→ **WHAT THIS TASK INVOLVES**:
Could you copy every line from the material below in which "structured" appears?
________________
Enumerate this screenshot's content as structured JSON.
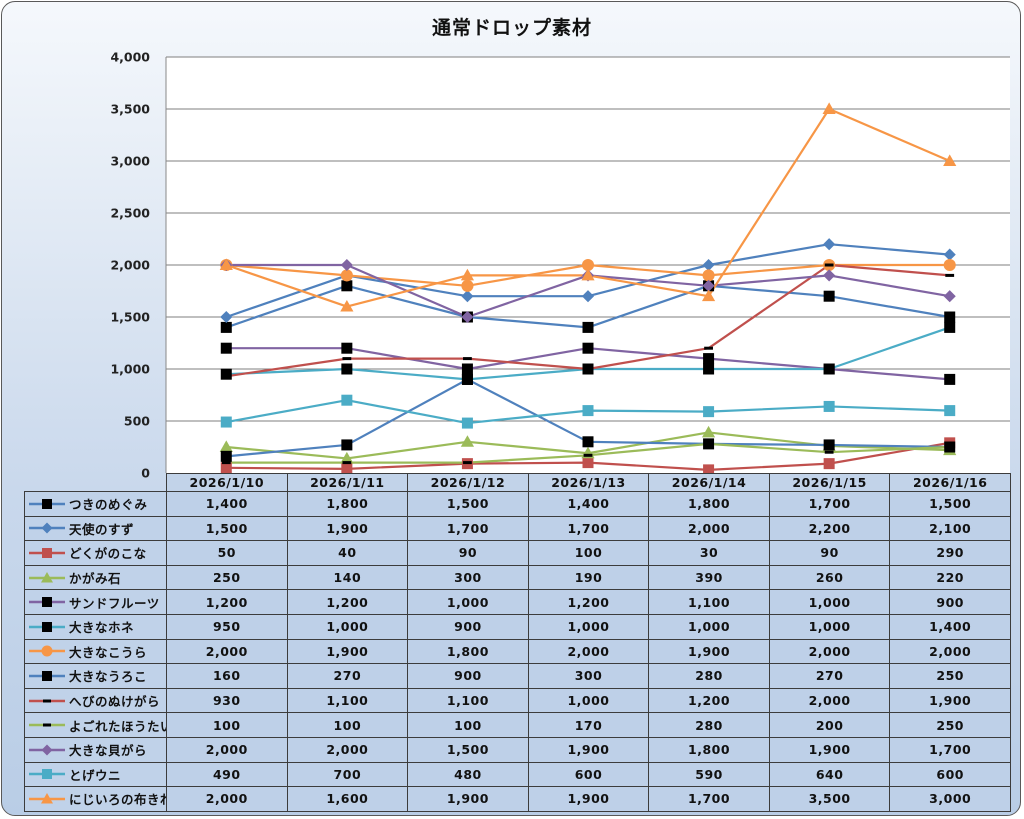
{
  "chart_data": {
    "type": "line",
    "title": "通常ドロップ素材",
    "xlabel": "",
    "ylabel": "",
    "ylim": [
      0,
      4000
    ],
    "yticks": [
      0,
      500,
      1000,
      1500,
      2000,
      2500,
      3000,
      3500,
      4000
    ],
    "ytick_labels": [
      "0",
      "500",
      "1,000",
      "1,500",
      "2,000",
      "2,500",
      "3,000",
      "3,500",
      "4,000"
    ],
    "grid": true,
    "legend": "data-table-left",
    "categories": [
      "2026/1/10",
      "2026/1/11",
      "2026/1/12",
      "2026/1/13",
      "2026/1/14",
      "2026/1/15",
      "2026/1/16"
    ],
    "series": [
      {
        "name": "つきのめぐみ",
        "color": "#4f81bd",
        "marker": "square-black",
        "values": [
          1400,
          1800,
          1500,
          1400,
          1800,
          1700,
          1500
        ],
        "labels": [
          "1,400",
          "1,800",
          "1,500",
          "1,400",
          "1,800",
          "1,700",
          "1,500"
        ]
      },
      {
        "name": "天使のすず",
        "color": "#4f81bd",
        "marker": "diamond",
        "values": [
          1500,
          1900,
          1700,
          1700,
          2000,
          2200,
          2100
        ],
        "labels": [
          "1,500",
          "1,900",
          "1,700",
          "1,700",
          "2,000",
          "2,200",
          "2,100"
        ]
      },
      {
        "name": "どくがのこな",
        "color": "#c0504d",
        "marker": "square",
        "values": [
          50,
          40,
          90,
          100,
          30,
          90,
          290
        ],
        "labels": [
          "50",
          "40",
          "90",
          "100",
          "30",
          "90",
          "290"
        ]
      },
      {
        "name": "かがみ石",
        "color": "#9bbb59",
        "marker": "triangle",
        "values": [
          250,
          140,
          300,
          190,
          390,
          260,
          220
        ],
        "labels": [
          "250",
          "140",
          "300",
          "190",
          "390",
          "260",
          "220"
        ]
      },
      {
        "name": "サンドフルーツ",
        "color": "#8064a2",
        "marker": "square-black",
        "values": [
          1200,
          1200,
          1000,
          1200,
          1100,
          1000,
          900
        ],
        "labels": [
          "1,200",
          "1,200",
          "1,000",
          "1,200",
          "1,100",
          "1,000",
          "900"
        ]
      },
      {
        "name": "大きなホネ",
        "color": "#4bacc6",
        "marker": "square-black",
        "values": [
          950,
          1000,
          900,
          1000,
          1000,
          1000,
          1400
        ],
        "labels": [
          "950",
          "1,000",
          "900",
          "1,000",
          "1,000",
          "1,000",
          "1,400"
        ]
      },
      {
        "name": "大きなこうら",
        "color": "#f79646",
        "marker": "circle",
        "values": [
          2000,
          1900,
          1800,
          2000,
          1900,
          2000,
          2000
        ],
        "labels": [
          "2,000",
          "1,900",
          "1,800",
          "2,000",
          "1,900",
          "2,000",
          "2,000"
        ]
      },
      {
        "name": "大きなうろこ",
        "color": "#4f81bd",
        "marker": "square-black",
        "values": [
          160,
          270,
          900,
          300,
          280,
          270,
          250
        ],
        "labels": [
          "160",
          "270",
          "900",
          "300",
          "280",
          "270",
          "250"
        ]
      },
      {
        "name": "へびのぬけがら",
        "color": "#c0504d",
        "marker": "dash-black",
        "values": [
          930,
          1100,
          1100,
          1000,
          1200,
          2000,
          1900
        ],
        "labels": [
          "930",
          "1,100",
          "1,100",
          "1,000",
          "1,200",
          "2,000",
          "1,900"
        ]
      },
      {
        "name": "よごれたほうたい",
        "color": "#9bbb59",
        "marker": "dash-black",
        "values": [
          100,
          100,
          100,
          170,
          280,
          200,
          250
        ],
        "labels": [
          "100",
          "100",
          "100",
          "170",
          "280",
          "200",
          "250"
        ]
      },
      {
        "name": "大きな貝がら",
        "color": "#8064a2",
        "marker": "diamond",
        "values": [
          2000,
          2000,
          1500,
          1900,
          1800,
          1900,
          1700
        ],
        "labels": [
          "2,000",
          "2,000",
          "1,500",
          "1,900",
          "1,800",
          "1,900",
          "1,700"
        ]
      },
      {
        "name": "とげウニ",
        "color": "#4bacc6",
        "marker": "square",
        "values": [
          490,
          700,
          480,
          600,
          590,
          640,
          600
        ],
        "labels": [
          "490",
          "700",
          "480",
          "600",
          "590",
          "640",
          "600"
        ]
      },
      {
        "name": "にじいろの布きれ",
        "color": "#f79646",
        "marker": "triangle",
        "values": [
          2000,
          1600,
          1900,
          1900,
          1700,
          3500,
          3000
        ],
        "labels": [
          "2,000",
          "1,600",
          "1,900",
          "1,900",
          "1,700",
          "3,500",
          "3,000"
        ]
      }
    ]
  }
}
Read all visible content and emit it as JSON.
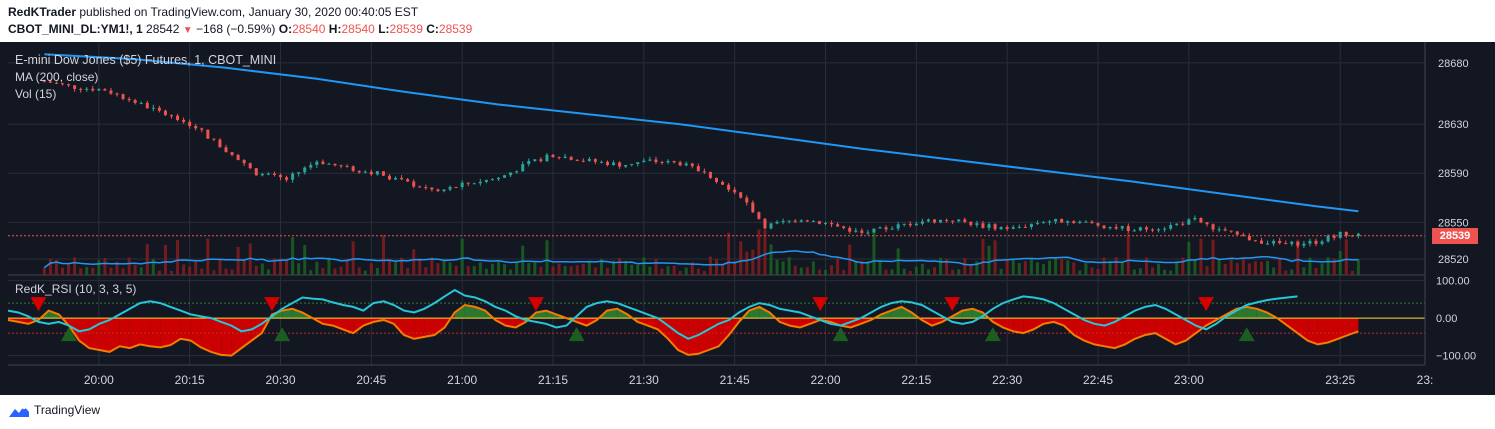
{
  "header": {
    "author": "RedKTrader",
    "published": "published on TradingView.com, January 30, 2020 00:40:05 EST",
    "symbol": "CBOT_MINI_DL:YM1!, 1",
    "last": "28542",
    "change": "−168 (−0.59%)",
    "o_label": "O:",
    "o_value": "28540",
    "h_label": "H:",
    "h_value": "28540",
    "l_label": "L:",
    "l_value": "28539",
    "c_label": "C:",
    "c_value": "28539"
  },
  "legend": {
    "title": "E-mini Dow Jones ($5) Futures, 1, CBOT_MINI",
    "ma": "MA (200, close)",
    "vol": "Vol (15)",
    "rsi": "RedK_RSI (10, 3, 3, 5)"
  },
  "price_tag": "28539",
  "footer": {
    "brand": "TradingView"
  },
  "colors": {
    "background": "#131722",
    "up": "#26a69a",
    "down": "#ef5350",
    "ma": "#2196f3",
    "rsi_fast": "#26c6da",
    "rsi_slow": "#f57c00",
    "fill_pos": "#2e7d32",
    "fill_neg": "#d50000",
    "marker_down": "#d50000",
    "marker_up": "#1b5e20"
  },
  "chart_data": [
    {
      "type": "candlestick",
      "title": "E-mini Dow Jones ($5) Futures, 1, CBOT_MINI",
      "x_ticks": [
        "20:00",
        "20:15",
        "20:30",
        "20:45",
        "21:00",
        "21:15",
        "21:30",
        "21:45",
        "22:00",
        "22:15",
        "22:30",
        "22:45",
        "23:00",
        "23:25",
        "23:"
      ],
      "y_ticks": [
        28520,
        28550,
        28590,
        28630,
        28680
      ],
      "ylim": [
        28507,
        28697
      ],
      "grid": true,
      "close_path": {
        "x": [
          "19:51",
          "19:56",
          "20:01",
          "20:06",
          "20:11",
          "20:16",
          "20:21",
          "20:26",
          "20:31",
          "20:36",
          "20:41",
          "20:46",
          "20:51",
          "20:56",
          "21:01",
          "21:06",
          "21:11",
          "21:15",
          "21:21",
          "21:26",
          "21:31",
          "21:36",
          "21:41",
          "21:46",
          "21:50",
          "21:56",
          "22:01",
          "22:06",
          "22:11",
          "22:16",
          "22:21",
          "22:26",
          "22:31",
          "22:36",
          "22:41",
          "22:46",
          "22:51",
          "22:56",
          "23:01",
          "23:06",
          "23:11",
          "23:16",
          "23:21",
          "23:25",
          "23:28"
        ],
        "y": [
          28665,
          28660,
          28658,
          28648,
          28638,
          28628,
          28608,
          28590,
          28585,
          28600,
          28594,
          28590,
          28582,
          28575,
          28582,
          28586,
          28598,
          28605,
          28600,
          28597,
          28600,
          28598,
          28588,
          28572,
          28547,
          28553,
          28548,
          28541,
          28546,
          28551,
          28552,
          28547,
          28545,
          28551,
          28551,
          28547,
          28544,
          28546,
          28552,
          28542,
          28535,
          28532,
          28534,
          28541,
          28540
        ]
      },
      "ma_200": {
        "x": [
          "19:51",
          "20:06",
          "20:21",
          "20:36",
          "20:51",
          "21:06",
          "21:21",
          "21:36",
          "21:51",
          "22:06",
          "22:21",
          "22:36",
          "22:51",
          "23:06",
          "23:21",
          "23:28"
        ],
        "y": [
          28687,
          28683,
          28676,
          28667,
          28656,
          28646,
          28638,
          28630,
          28620,
          28610,
          28601,
          28592,
          28583,
          28573,
          28563,
          28559
        ]
      },
      "last_price": 28539
    },
    {
      "type": "bar",
      "title": "Vol (15)",
      "note": "Volume histogram with moving average; no values printed on chart"
    },
    {
      "type": "line",
      "title": "RedK_RSI (10, 3, 3, 5)",
      "y_ticks": [
        100.0,
        0.0,
        -100.0
      ],
      "ylim": [
        -125,
        115
      ],
      "levels": [
        40,
        0,
        -40
      ],
      "series": [
        {
          "values": [
            -5,
            -10,
            -15,
            -5,
            20,
            10,
            -20,
            -60,
            -80,
            -85,
            -90,
            -75,
            -80,
            -70,
            -75,
            -78,
            -72,
            -55,
            -60,
            -78,
            -90,
            -98,
            -100,
            -80,
            -60,
            -40,
            10,
            20,
            25,
            15,
            0,
            -15,
            -20,
            -30,
            -40,
            -20,
            -10,
            -5,
            -15,
            -45,
            -55,
            -50,
            -45,
            -25,
            15,
            35,
            30,
            20,
            -5,
            -20,
            -25,
            -10,
            15,
            20,
            10,
            0,
            -10,
            -20,
            -5,
            20,
            25,
            10,
            -10,
            -20,
            -30,
            -55,
            -85,
            -98,
            -95,
            -85,
            -75,
            -45,
            -10,
            20,
            30,
            15,
            -10,
            -20,
            -25,
            -15,
            -5,
            -10,
            -20,
            -25,
            -15,
            -5,
            10,
            20,
            30,
            15,
            -5,
            -20,
            -10,
            5,
            20,
            25,
            15,
            -10,
            -25,
            -35,
            -40,
            -30,
            -15,
            -10,
            -20,
            -45,
            -60,
            -70,
            -75,
            -80,
            -70,
            -55,
            -45,
            -40,
            -55,
            -70,
            -60,
            -40,
            -20,
            -5,
            10,
            25,
            30,
            25,
            15,
            0,
            -20,
            -40,
            -60,
            -70,
            -65,
            -55,
            -45,
            -35
          ]
        },
        {
          "values": [
            20,
            15,
            5,
            -10,
            -15,
            -10,
            -20,
            -35,
            -30,
            -15,
            -5,
            10,
            25,
            40,
            45,
            40,
            30,
            20,
            10,
            5,
            0,
            -10,
            -20,
            -35,
            -30,
            -15,
            5,
            25,
            40,
            55,
            52,
            50,
            42,
            35,
            30,
            20,
            40,
            45,
            35,
            20,
            15,
            25,
            40,
            58,
            75,
            60,
            55,
            45,
            30,
            20,
            5,
            -5,
            -10,
            -15,
            -25,
            -20,
            5,
            30,
            40,
            45,
            40,
            30,
            20,
            10,
            0,
            -20,
            -40,
            -55,
            -45,
            -30,
            -15,
            -5,
            15,
            30,
            40,
            35,
            25,
            20,
            15,
            5,
            -5,
            -15,
            -20,
            -10,
            0,
            15,
            30,
            40,
            45,
            42,
            35,
            20,
            5,
            -10,
            -15,
            -10,
            5,
            25,
            40,
            50,
            58,
            55,
            50,
            40,
            25,
            10,
            -5,
            -15,
            -20,
            -10,
            5,
            20,
            30,
            35,
            25,
            10,
            -5,
            -20,
            -30,
            -15,
            5,
            20,
            35,
            42,
            48,
            52,
            55,
            58
          ]
        }
      ]
    }
  ]
}
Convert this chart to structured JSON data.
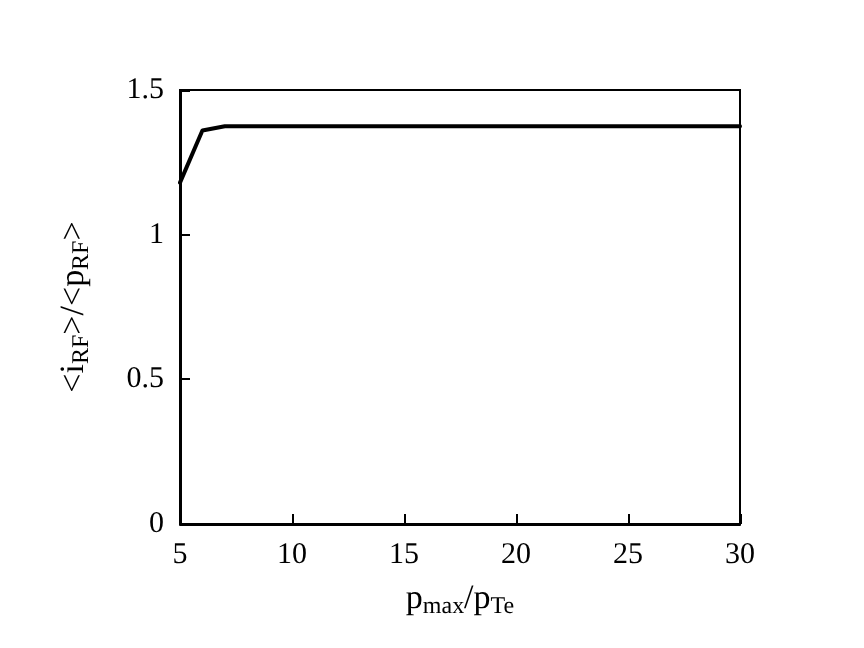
{
  "chart_data": {
    "type": "line",
    "xlabel": "p$_{max}$/p$_{Te}$",
    "ylabel": "<i$_{RF}$>/<p$_{RF}$>",
    "x": [
      5,
      6,
      7,
      8,
      10,
      15,
      20,
      25,
      30
    ],
    "series": [
      {
        "color": "#000000",
        "values": [
          1.18,
          1.36,
          1.375,
          1.375,
          1.375,
          1.375,
          1.375,
          1.375,
          1.375
        ]
      }
    ],
    "xlim": [
      5,
      30
    ],
    "xticks": [
      5,
      10,
      15,
      20,
      25,
      30
    ],
    "ylim": [
      0,
      1.5
    ],
    "yticks": [
      0,
      0.5,
      1,
      1.5
    ],
    "grid": false,
    "marker": "none",
    "line_style": "solid"
  }
}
________________
→ **SOLUTION FOR THIS EXERCISE**:
Enumerate this screenshot's content as structured JSON.
Convert this chart to structured JSON data.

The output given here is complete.